→ **CHALLENGE**
Set down the final stretch of the data, from the line that holds "Transcribe this image's" through the last line, both included, with pictures left out.
** Start of RAW DATA **
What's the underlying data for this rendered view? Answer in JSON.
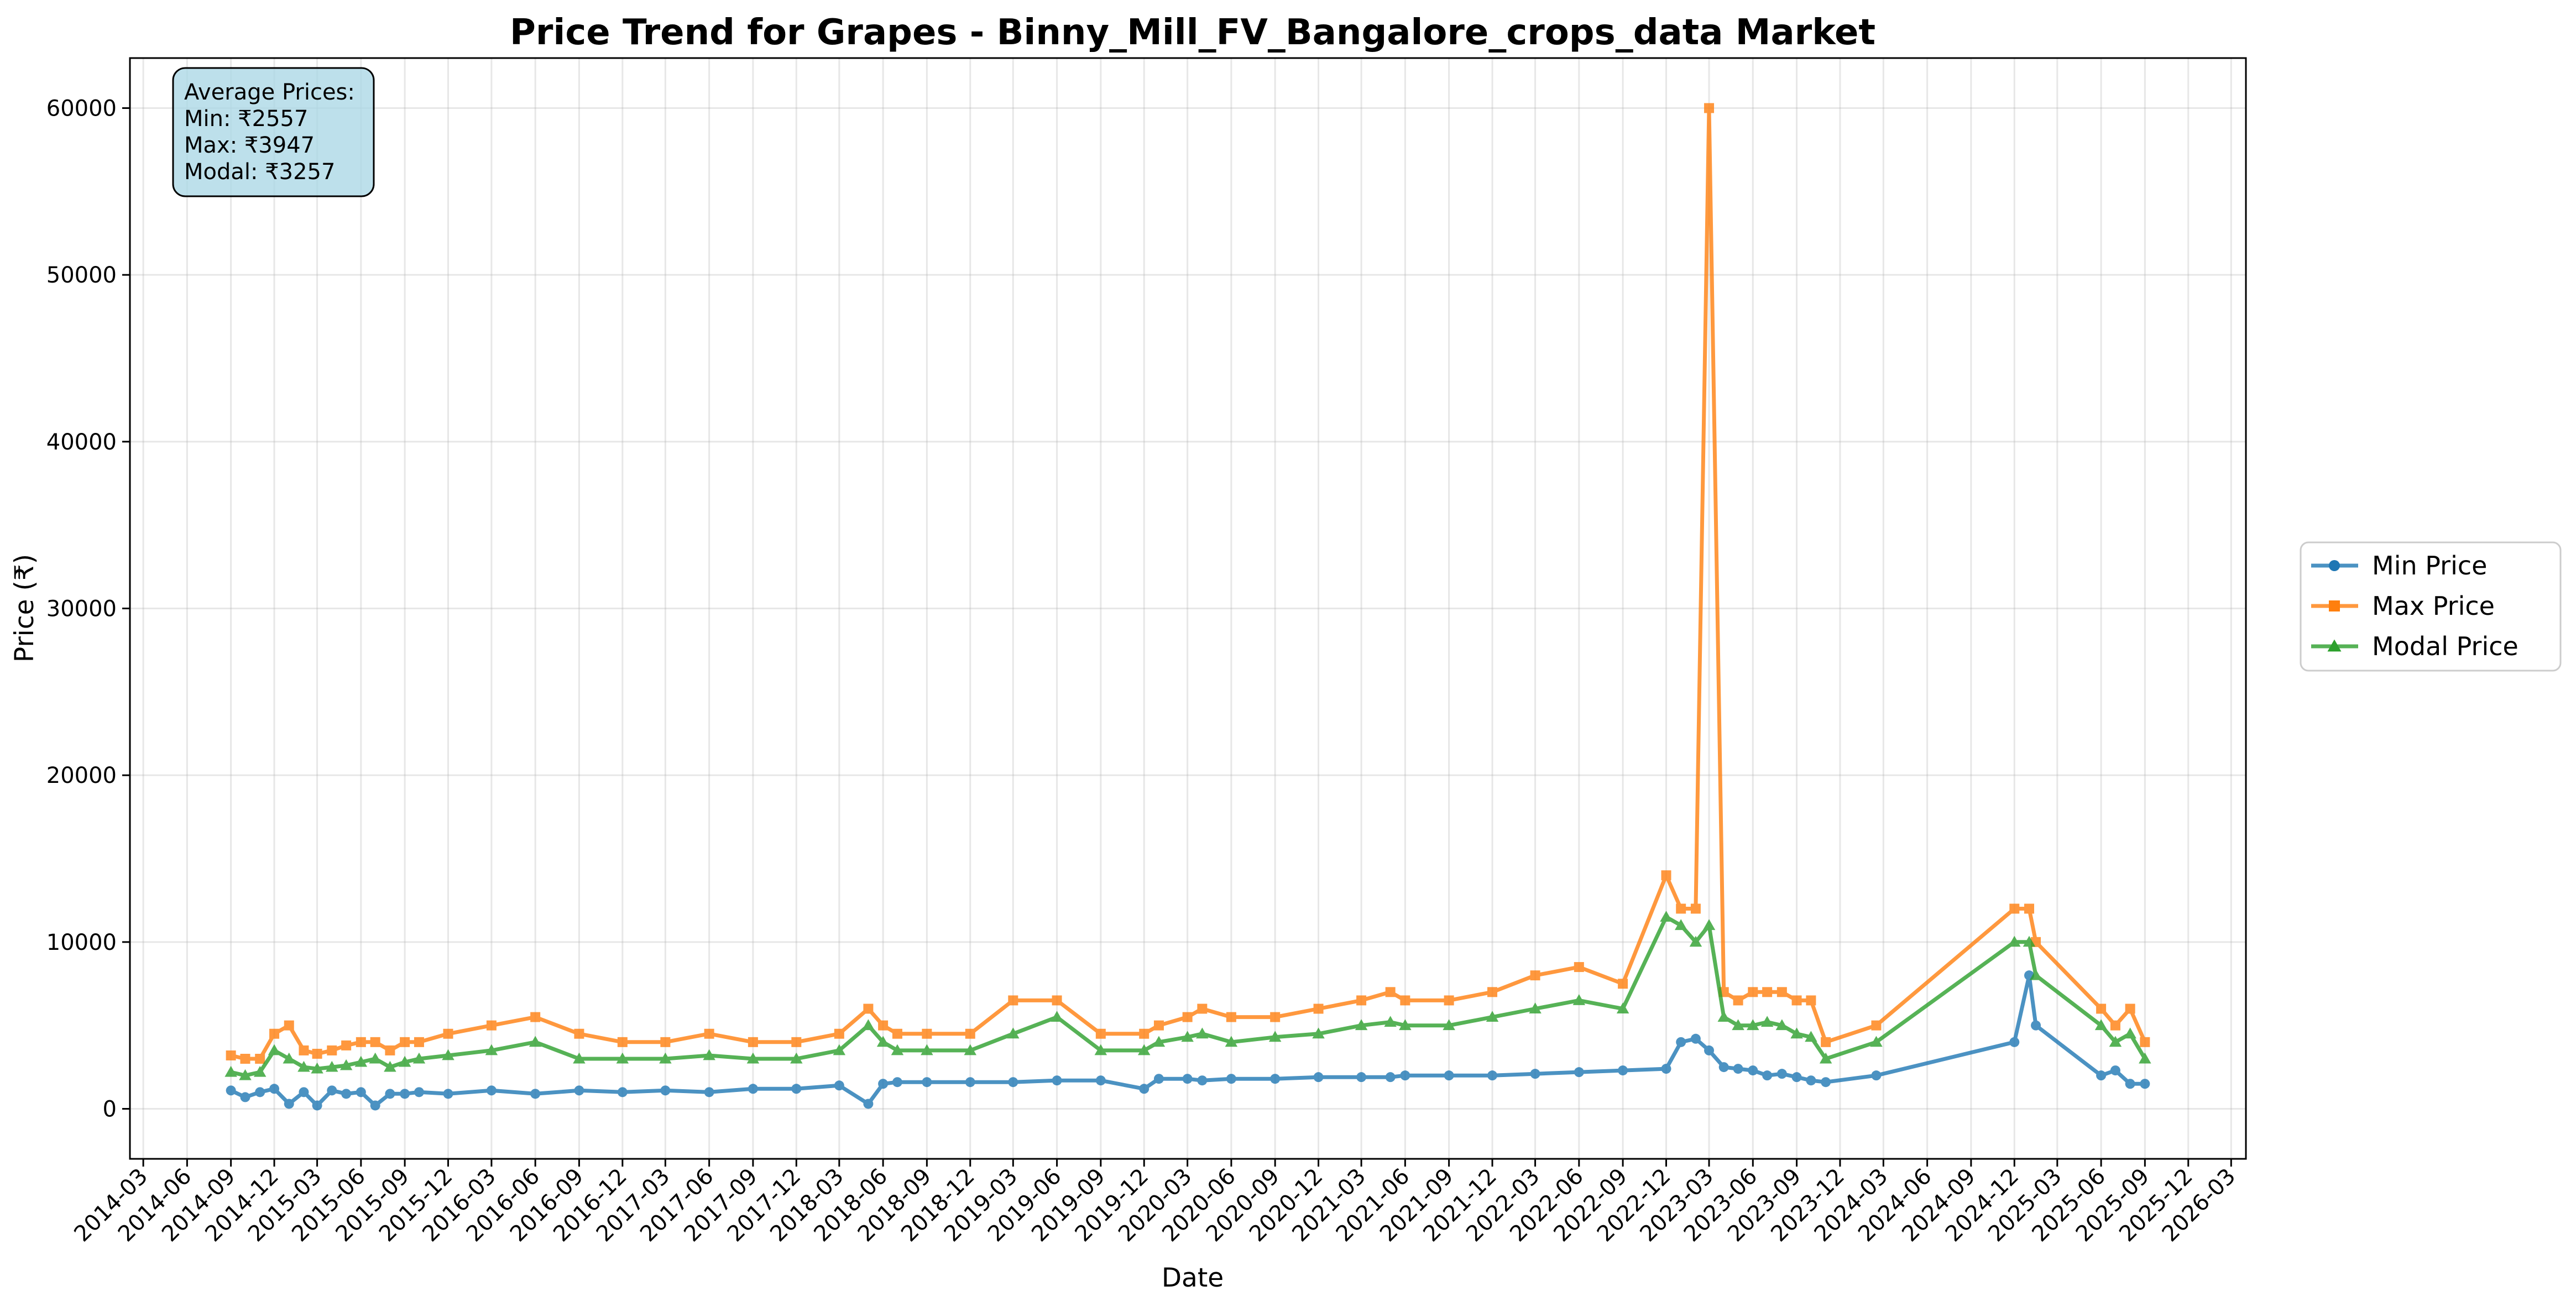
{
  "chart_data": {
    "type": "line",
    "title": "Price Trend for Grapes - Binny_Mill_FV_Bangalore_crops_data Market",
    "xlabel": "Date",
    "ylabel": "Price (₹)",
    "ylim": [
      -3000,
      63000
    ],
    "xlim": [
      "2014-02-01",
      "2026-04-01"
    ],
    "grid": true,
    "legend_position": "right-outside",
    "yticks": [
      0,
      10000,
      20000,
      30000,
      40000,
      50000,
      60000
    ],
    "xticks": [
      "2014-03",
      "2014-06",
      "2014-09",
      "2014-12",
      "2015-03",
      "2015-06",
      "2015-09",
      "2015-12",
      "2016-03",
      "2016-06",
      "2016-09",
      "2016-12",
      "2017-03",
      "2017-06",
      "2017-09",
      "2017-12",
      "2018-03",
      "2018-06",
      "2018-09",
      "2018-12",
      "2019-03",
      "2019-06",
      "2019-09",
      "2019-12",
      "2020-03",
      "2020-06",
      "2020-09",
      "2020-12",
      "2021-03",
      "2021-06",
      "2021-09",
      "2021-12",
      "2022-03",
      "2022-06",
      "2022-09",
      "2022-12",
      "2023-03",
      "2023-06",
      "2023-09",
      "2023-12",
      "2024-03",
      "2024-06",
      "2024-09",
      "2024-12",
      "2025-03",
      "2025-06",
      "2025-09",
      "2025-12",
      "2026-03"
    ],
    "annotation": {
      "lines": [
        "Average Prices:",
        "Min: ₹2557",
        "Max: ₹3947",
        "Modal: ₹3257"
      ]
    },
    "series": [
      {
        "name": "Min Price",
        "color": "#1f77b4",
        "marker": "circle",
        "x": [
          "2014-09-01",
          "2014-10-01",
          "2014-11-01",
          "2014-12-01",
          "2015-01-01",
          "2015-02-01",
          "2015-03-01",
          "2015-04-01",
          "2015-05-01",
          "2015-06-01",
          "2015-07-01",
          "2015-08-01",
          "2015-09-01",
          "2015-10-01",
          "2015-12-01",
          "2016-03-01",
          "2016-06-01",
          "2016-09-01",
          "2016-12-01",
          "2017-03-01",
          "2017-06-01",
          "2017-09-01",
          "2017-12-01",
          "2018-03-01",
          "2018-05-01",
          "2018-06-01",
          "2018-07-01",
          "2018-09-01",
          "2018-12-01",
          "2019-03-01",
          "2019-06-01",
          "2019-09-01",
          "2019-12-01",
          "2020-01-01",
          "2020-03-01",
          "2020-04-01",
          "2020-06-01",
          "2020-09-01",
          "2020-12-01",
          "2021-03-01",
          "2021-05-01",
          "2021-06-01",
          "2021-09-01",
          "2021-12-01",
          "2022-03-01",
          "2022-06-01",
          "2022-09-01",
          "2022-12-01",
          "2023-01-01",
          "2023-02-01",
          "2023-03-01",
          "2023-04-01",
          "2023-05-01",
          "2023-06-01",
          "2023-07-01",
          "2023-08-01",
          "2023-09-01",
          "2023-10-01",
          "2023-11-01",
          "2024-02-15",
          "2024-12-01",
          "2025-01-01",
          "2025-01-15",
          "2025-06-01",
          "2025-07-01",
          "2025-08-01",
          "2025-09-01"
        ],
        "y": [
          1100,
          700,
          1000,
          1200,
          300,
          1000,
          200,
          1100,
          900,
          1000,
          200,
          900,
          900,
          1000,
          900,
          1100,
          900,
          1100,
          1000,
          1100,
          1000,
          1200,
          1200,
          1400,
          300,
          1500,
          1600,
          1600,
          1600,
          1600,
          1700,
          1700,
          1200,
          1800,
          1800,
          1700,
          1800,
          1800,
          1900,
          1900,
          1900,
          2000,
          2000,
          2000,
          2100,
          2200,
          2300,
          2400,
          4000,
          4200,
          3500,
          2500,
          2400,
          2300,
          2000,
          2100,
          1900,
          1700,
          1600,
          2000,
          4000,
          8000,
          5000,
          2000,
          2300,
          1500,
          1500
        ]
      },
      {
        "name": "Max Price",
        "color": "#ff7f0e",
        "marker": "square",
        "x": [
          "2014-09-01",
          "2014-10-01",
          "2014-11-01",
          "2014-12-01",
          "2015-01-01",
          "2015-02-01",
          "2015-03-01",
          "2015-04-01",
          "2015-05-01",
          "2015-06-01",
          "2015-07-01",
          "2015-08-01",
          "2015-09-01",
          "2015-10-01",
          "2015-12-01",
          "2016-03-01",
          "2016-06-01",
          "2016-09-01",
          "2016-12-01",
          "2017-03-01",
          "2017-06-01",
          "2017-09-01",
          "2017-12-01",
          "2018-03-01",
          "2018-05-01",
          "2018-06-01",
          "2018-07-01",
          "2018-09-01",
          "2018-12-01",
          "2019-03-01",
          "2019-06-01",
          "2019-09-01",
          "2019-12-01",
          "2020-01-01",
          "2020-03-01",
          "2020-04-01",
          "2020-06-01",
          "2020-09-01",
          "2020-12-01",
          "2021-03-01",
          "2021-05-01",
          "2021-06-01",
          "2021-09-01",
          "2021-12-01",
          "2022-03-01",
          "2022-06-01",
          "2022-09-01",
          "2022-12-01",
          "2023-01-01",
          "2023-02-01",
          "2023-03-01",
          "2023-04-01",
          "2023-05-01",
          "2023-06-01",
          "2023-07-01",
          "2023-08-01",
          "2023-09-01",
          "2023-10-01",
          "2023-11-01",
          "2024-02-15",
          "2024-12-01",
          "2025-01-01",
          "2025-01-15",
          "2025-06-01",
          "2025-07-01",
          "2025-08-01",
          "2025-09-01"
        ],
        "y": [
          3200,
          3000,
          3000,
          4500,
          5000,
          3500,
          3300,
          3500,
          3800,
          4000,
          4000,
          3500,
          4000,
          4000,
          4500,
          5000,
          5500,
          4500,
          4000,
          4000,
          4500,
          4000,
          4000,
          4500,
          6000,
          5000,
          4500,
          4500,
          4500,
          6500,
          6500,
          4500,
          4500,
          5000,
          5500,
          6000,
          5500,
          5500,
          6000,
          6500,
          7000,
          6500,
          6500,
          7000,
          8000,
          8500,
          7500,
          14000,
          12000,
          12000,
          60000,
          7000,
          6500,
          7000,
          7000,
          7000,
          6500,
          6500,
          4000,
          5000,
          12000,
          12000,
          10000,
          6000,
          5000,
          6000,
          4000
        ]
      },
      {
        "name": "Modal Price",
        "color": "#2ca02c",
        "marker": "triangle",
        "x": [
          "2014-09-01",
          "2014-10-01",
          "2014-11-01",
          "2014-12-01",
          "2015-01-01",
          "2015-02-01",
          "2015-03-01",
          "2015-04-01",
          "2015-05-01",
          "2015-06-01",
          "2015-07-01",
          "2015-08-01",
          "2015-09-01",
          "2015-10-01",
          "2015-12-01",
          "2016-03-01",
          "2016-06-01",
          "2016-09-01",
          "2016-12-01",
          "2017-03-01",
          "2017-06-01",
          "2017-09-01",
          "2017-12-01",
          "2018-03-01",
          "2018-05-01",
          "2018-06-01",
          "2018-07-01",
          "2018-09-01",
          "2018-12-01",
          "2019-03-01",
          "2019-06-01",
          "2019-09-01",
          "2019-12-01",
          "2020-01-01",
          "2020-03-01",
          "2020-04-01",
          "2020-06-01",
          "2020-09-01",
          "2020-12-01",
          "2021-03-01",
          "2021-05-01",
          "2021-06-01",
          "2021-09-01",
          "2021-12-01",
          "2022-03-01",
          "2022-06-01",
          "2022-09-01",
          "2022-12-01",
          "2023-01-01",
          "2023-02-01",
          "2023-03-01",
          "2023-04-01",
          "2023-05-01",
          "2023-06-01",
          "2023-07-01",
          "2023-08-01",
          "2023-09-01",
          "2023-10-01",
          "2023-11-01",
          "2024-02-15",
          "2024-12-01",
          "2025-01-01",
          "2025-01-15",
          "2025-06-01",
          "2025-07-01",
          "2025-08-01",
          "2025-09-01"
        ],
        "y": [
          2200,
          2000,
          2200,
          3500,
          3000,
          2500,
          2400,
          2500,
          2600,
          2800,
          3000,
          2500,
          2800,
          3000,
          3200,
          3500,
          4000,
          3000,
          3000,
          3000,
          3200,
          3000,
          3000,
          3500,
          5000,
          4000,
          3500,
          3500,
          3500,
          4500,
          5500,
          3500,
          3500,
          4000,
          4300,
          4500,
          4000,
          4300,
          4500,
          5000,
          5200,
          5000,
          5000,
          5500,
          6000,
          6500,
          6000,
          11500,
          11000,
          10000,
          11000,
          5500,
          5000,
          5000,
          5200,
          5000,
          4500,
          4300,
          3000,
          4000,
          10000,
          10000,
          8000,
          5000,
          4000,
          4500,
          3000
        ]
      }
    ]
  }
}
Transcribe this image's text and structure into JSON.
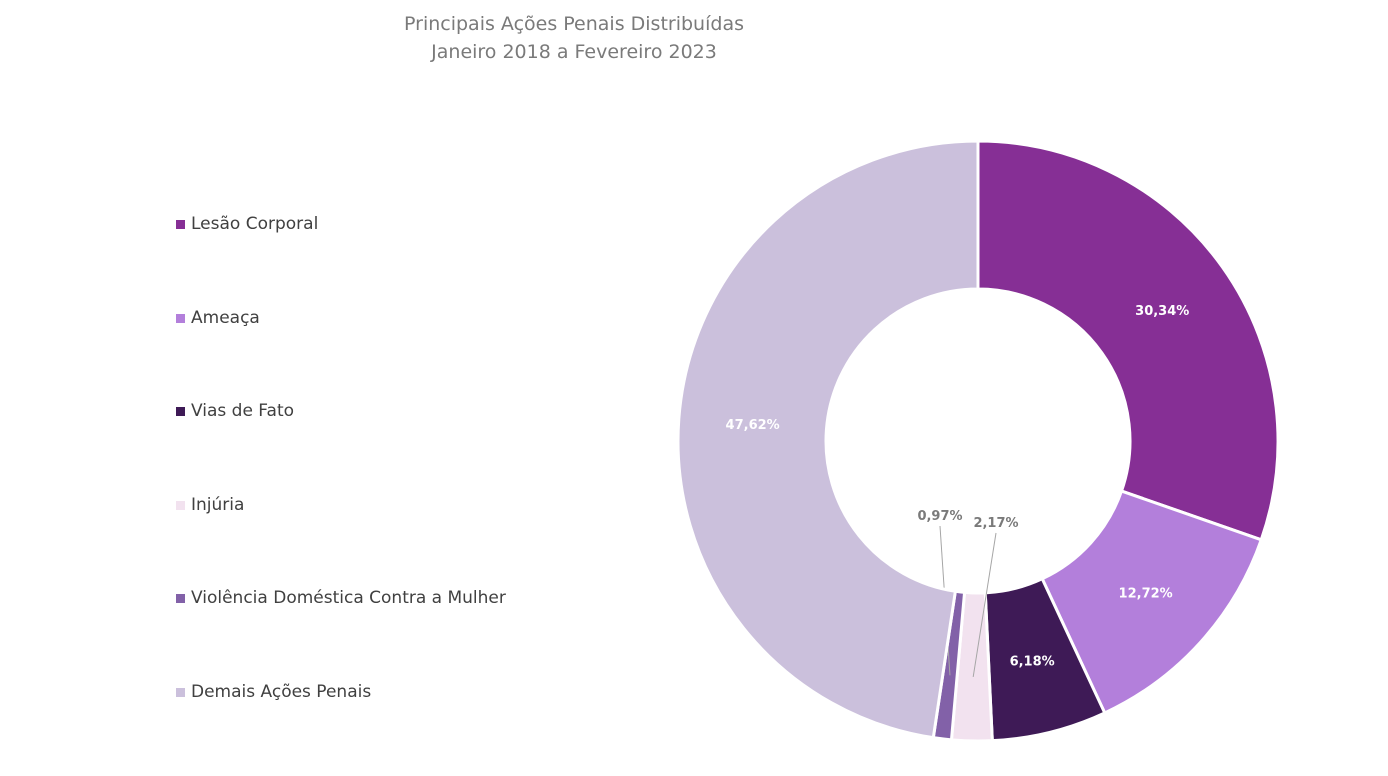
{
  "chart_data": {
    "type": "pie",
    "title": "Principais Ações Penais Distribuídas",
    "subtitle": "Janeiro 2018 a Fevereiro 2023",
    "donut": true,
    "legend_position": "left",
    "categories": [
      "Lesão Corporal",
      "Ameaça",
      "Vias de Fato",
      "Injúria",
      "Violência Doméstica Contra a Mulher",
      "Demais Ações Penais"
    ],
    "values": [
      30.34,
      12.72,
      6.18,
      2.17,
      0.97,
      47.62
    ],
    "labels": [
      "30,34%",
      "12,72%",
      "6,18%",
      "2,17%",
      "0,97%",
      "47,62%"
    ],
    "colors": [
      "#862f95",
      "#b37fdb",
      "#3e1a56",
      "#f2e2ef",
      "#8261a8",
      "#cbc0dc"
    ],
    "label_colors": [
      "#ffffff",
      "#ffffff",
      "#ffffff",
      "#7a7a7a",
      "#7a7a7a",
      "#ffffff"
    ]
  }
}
** End of RAW DATA **
→ **OUTPUT FOR THIS EXERCISE**
Transcribe this image's text and structure into JSON.
{
  "chart_data": {
    "type": "pie",
    "title": "Principais Ações Penais Distribuídas",
    "subtitle": "Janeiro 2018 a Fevereiro 2023",
    "donut": true,
    "legend_position": "left",
    "categories": [
      "Lesão Corporal",
      "Ameaça",
      "Vias de Fato",
      "Injúria",
      "Violência Doméstica Contra a Mulher",
      "Demais Ações Penais"
    ],
    "values": [
      30.34,
      12.72,
      6.18,
      2.17,
      0.97,
      47.62
    ],
    "labels": [
      "30,34%",
      "12,72%",
      "6,18%",
      "2,17%",
      "0,97%",
      "47,62%"
    ],
    "colors": [
      "#862f95",
      "#b37fdb",
      "#3e1a56",
      "#f2e2ef",
      "#8261a8",
      "#cbc0dc"
    ],
    "label_colors": [
      "#ffffff",
      "#ffffff",
      "#ffffff",
      "#7a7a7a",
      "#7a7a7a",
      "#ffffff"
    ]
  }
}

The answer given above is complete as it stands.